> _Directive_
Show only lines that include "ylabel".

________________________________________

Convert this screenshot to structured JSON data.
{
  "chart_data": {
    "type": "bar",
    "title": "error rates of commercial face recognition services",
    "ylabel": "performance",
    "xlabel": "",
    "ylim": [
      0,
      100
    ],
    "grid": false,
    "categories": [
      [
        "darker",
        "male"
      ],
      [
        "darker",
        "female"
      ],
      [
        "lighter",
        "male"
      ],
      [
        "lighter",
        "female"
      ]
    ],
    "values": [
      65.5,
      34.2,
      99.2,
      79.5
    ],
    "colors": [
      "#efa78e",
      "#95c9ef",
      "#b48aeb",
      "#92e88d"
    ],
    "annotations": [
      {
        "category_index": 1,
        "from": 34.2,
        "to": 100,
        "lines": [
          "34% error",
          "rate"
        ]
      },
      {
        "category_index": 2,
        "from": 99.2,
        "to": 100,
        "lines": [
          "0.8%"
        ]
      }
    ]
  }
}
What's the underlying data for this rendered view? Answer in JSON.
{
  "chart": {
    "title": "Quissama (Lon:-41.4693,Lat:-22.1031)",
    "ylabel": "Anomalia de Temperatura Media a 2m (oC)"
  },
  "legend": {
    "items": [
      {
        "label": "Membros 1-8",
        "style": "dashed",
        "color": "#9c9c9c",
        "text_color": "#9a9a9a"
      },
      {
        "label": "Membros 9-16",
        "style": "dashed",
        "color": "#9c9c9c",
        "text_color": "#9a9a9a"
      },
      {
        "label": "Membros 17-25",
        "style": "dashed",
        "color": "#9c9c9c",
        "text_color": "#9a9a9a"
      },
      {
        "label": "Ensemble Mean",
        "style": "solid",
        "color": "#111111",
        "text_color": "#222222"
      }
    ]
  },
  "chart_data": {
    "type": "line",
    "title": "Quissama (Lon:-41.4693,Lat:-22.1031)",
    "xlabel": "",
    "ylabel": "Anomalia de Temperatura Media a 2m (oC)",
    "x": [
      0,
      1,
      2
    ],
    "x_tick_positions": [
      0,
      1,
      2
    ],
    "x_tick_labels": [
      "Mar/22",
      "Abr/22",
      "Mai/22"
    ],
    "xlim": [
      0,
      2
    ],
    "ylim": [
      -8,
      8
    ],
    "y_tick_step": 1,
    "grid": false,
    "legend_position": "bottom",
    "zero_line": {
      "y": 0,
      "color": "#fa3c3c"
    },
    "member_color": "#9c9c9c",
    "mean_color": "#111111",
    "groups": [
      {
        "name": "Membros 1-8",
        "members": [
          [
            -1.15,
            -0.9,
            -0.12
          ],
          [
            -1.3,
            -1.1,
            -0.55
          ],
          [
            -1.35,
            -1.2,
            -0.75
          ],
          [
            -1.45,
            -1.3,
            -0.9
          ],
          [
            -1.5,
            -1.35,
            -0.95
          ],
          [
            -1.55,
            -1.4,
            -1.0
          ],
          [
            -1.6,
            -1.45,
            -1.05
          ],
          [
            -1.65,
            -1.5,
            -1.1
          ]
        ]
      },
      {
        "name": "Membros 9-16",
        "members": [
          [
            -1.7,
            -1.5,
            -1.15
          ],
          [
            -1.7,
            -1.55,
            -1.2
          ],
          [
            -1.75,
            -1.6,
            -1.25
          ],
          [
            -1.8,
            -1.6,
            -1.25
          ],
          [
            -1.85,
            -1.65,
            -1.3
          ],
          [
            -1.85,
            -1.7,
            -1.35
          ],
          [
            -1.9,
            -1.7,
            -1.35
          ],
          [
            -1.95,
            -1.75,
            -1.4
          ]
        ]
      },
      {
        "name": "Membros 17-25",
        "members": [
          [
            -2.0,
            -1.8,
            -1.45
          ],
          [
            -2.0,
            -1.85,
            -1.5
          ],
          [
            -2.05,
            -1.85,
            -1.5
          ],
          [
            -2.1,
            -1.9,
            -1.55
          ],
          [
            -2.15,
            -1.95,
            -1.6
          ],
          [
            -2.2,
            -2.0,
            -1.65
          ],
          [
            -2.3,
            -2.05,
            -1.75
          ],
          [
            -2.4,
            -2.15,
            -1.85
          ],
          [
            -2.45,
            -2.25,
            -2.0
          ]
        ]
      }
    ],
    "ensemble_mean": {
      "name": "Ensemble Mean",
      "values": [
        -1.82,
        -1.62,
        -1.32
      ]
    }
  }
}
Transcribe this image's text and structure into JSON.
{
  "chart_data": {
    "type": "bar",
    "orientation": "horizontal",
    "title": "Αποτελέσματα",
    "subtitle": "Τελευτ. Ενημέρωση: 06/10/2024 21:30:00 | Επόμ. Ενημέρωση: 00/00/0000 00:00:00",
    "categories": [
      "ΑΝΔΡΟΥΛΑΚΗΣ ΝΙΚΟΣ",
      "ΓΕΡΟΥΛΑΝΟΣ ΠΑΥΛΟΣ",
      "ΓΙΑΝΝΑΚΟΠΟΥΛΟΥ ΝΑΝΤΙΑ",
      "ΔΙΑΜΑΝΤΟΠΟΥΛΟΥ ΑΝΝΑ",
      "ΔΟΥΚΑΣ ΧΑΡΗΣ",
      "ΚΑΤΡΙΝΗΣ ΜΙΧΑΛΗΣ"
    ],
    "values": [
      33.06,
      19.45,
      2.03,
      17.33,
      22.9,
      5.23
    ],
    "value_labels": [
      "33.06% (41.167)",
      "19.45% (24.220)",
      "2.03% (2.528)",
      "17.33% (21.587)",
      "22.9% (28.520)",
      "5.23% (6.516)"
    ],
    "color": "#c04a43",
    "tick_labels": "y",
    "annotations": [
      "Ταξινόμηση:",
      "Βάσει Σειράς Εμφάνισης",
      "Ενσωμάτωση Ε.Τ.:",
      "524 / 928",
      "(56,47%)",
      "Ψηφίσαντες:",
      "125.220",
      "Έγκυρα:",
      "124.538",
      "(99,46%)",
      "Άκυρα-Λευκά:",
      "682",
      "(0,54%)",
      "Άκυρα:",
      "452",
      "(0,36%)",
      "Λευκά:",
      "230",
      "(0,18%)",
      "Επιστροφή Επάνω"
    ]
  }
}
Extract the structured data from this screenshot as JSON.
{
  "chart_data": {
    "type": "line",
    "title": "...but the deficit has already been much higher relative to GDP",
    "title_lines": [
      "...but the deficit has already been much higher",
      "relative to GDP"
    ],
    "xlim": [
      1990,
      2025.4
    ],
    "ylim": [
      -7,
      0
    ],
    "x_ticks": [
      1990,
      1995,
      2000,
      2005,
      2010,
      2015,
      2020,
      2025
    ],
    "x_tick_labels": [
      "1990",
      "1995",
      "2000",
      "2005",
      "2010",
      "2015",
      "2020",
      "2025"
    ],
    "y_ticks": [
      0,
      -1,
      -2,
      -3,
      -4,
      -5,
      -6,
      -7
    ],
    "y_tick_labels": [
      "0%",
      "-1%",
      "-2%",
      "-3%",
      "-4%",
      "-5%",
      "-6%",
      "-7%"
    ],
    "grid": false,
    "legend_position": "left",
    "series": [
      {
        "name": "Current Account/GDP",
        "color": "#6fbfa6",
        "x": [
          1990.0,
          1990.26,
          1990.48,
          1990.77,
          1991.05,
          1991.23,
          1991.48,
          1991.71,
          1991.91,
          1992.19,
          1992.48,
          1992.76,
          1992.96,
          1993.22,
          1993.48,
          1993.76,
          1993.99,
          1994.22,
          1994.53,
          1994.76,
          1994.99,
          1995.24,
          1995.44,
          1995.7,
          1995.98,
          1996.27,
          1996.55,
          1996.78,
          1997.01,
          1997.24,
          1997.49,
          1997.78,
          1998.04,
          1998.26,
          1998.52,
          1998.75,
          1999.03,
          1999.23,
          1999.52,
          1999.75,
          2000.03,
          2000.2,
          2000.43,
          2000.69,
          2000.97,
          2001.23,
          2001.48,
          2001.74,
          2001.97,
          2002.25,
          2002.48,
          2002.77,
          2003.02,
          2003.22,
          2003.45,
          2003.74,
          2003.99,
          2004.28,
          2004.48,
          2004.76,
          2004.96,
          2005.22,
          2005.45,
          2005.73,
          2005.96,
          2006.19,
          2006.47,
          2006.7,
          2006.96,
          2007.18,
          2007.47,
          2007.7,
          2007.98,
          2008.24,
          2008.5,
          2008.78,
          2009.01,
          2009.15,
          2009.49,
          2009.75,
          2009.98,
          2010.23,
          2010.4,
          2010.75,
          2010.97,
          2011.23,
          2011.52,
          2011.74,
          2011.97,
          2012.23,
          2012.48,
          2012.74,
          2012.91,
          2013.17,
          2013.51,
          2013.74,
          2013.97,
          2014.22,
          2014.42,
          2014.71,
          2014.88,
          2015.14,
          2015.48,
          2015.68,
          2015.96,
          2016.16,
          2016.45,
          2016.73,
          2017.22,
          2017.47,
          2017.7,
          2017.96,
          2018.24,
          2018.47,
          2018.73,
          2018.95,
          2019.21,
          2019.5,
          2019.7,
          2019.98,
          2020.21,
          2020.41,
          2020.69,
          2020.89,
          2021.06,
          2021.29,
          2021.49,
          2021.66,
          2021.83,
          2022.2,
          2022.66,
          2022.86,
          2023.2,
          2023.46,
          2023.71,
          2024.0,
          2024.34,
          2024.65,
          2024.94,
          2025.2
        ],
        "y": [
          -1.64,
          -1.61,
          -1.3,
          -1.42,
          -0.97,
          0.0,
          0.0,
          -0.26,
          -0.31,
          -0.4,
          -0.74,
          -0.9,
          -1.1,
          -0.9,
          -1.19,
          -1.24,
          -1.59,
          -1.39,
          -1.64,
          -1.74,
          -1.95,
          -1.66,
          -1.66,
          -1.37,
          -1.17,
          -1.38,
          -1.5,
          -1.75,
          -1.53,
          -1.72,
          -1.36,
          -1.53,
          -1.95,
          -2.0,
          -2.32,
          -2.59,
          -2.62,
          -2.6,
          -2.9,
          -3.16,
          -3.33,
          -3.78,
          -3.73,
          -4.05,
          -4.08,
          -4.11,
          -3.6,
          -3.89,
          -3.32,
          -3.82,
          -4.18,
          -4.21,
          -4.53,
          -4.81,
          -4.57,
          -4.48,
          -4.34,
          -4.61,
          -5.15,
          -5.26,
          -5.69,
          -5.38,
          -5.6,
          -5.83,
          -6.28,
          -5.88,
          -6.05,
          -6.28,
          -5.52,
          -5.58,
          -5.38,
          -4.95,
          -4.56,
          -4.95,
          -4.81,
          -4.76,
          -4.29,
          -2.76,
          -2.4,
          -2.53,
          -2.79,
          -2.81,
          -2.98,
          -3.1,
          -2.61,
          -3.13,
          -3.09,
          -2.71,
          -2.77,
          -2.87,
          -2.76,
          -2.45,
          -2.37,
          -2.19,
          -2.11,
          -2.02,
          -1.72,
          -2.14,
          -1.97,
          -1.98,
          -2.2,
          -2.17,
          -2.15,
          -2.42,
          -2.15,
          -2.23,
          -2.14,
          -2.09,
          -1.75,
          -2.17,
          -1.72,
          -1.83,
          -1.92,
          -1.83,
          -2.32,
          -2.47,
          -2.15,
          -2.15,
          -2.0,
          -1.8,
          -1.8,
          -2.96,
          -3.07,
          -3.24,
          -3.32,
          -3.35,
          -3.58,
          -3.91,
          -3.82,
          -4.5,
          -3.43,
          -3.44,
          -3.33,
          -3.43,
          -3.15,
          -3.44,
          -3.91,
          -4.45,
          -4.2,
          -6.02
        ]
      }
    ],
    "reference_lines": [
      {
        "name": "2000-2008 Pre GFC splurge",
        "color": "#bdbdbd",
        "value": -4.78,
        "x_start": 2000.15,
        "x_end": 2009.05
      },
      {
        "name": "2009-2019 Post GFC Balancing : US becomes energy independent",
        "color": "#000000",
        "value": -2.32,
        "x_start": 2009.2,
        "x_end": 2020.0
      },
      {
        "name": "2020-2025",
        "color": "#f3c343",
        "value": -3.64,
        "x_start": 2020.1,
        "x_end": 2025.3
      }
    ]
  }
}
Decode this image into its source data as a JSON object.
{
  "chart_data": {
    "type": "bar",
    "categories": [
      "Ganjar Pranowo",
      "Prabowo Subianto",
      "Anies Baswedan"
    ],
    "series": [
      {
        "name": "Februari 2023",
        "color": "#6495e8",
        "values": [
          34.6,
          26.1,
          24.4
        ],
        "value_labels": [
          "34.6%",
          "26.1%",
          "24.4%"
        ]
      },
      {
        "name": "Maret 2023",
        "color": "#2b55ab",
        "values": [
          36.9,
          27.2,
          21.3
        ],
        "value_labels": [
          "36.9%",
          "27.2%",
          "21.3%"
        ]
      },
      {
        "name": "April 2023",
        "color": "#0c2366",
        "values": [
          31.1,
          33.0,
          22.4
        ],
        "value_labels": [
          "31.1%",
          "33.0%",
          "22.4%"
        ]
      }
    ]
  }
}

________________________________________

> _The answer_
    "ylabel": "performance",
    "ylabel": "Anomalia de Temperatura Media a 2m (oC)"
    "ylabel": "Anomalia de Temperatura Media a 2m (oC)",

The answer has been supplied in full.